▸ **Written exercise**: Extract the whole listing as it stands. Do not include the pictures.

>> BEGIN

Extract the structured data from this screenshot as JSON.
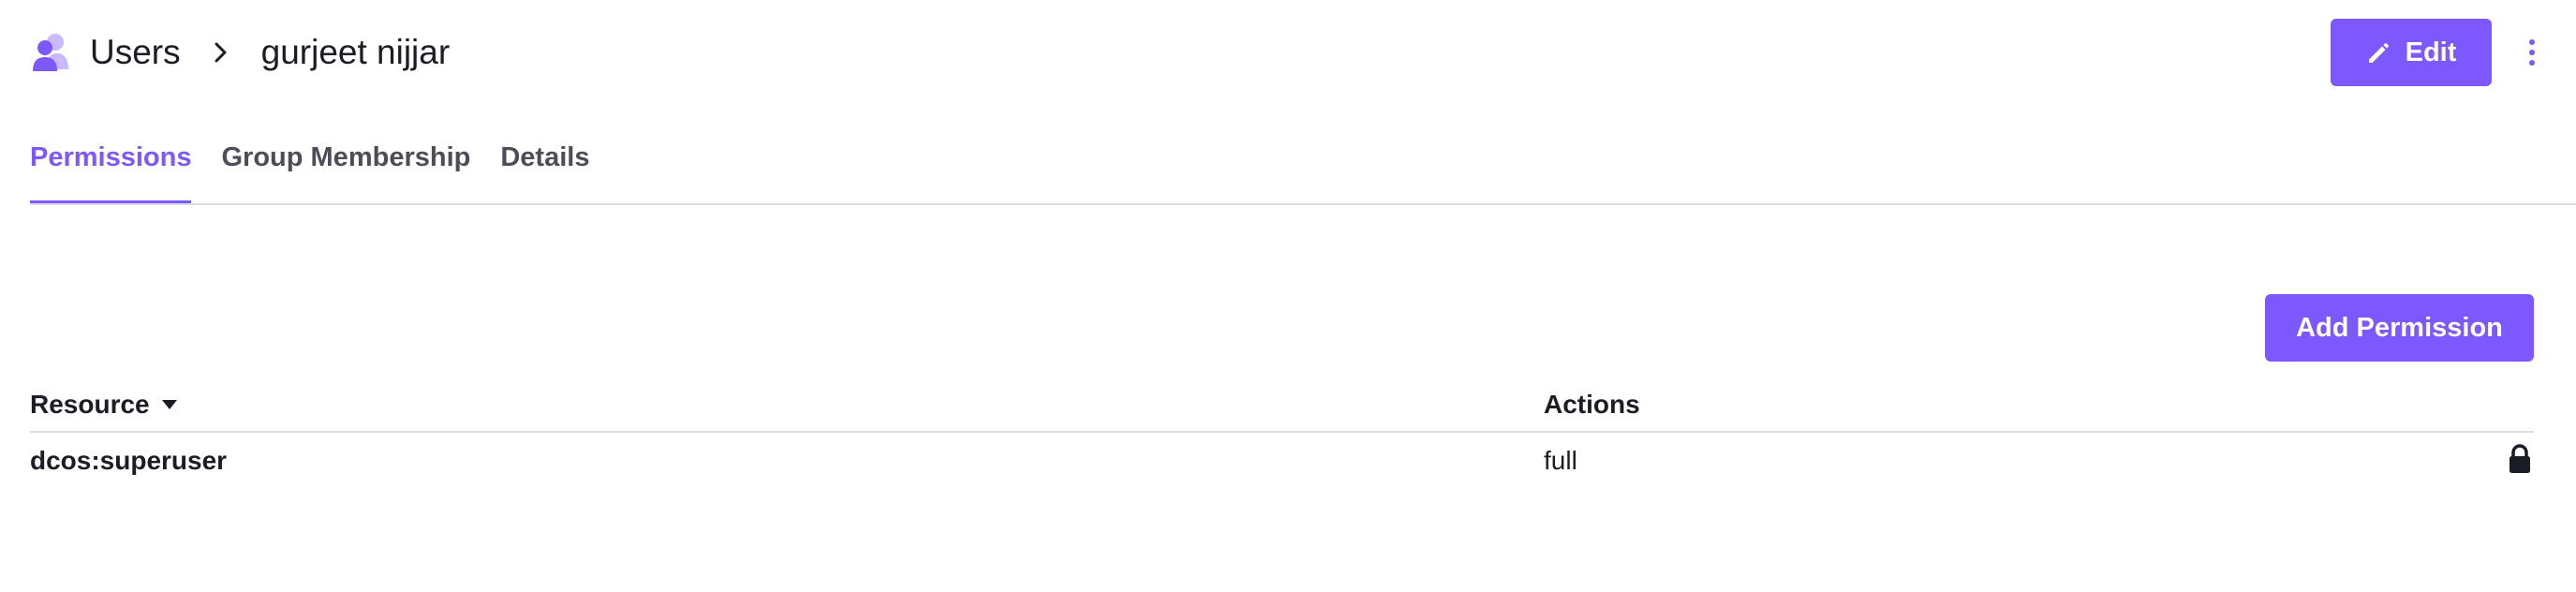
{
  "header": {
    "breadcrumb_root": "Users",
    "breadcrumb_current": "gurjeet nijjar",
    "edit_label": "Edit"
  },
  "tabs": [
    {
      "label": "Permissions",
      "active": true
    },
    {
      "label": "Group Membership",
      "active": false
    },
    {
      "label": "Details",
      "active": false
    }
  ],
  "toolbar": {
    "add_permission_label": "Add Permission"
  },
  "table": {
    "columns": [
      "Resource",
      "Actions"
    ],
    "sort_column": "Resource",
    "rows": [
      {
        "resource": "dcos:superuser",
        "actions": "full",
        "locked": true
      }
    ]
  },
  "icons": {
    "users": "users-icon",
    "chevron": "chevron-right-icon",
    "edit": "pencil-icon",
    "more": "kebab-menu-icon",
    "sort": "caret-down-icon",
    "lock": "lock-icon"
  },
  "colors": {
    "accent": "#7d58ff",
    "text": "#1b1c25",
    "muted": "#4b4d58",
    "border": "#dadde2"
  }
}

>> END

▸ **Right answer**:
Extract the structured data from this screenshot as JSON.
{
  "header": {
    "breadcrumb_root": "Users",
    "breadcrumb_current": "gurjeet nijjar",
    "edit_label": "Edit"
  },
  "tabs": [
    {
      "label": "Permissions",
      "active": true
    },
    {
      "label": "Group Membership",
      "active": false
    },
    {
      "label": "Details",
      "active": false
    }
  ],
  "toolbar": {
    "add_permission_label": "Add Permission"
  },
  "table": {
    "columns": [
      "Resource",
      "Actions"
    ],
    "sort_column": "Resource",
    "rows": [
      {
        "resource": "dcos:superuser",
        "actions": "full",
        "locked": true
      }
    ]
  },
  "icons": {
    "users": "users-icon",
    "chevron": "chevron-right-icon",
    "edit": "pencil-icon",
    "more": "kebab-menu-icon",
    "sort": "caret-down-icon",
    "lock": "lock-icon"
  },
  "colors": {
    "accent": "#7d58ff",
    "text": "#1b1c25",
    "muted": "#4b4d58",
    "border": "#dadde2"
  }
}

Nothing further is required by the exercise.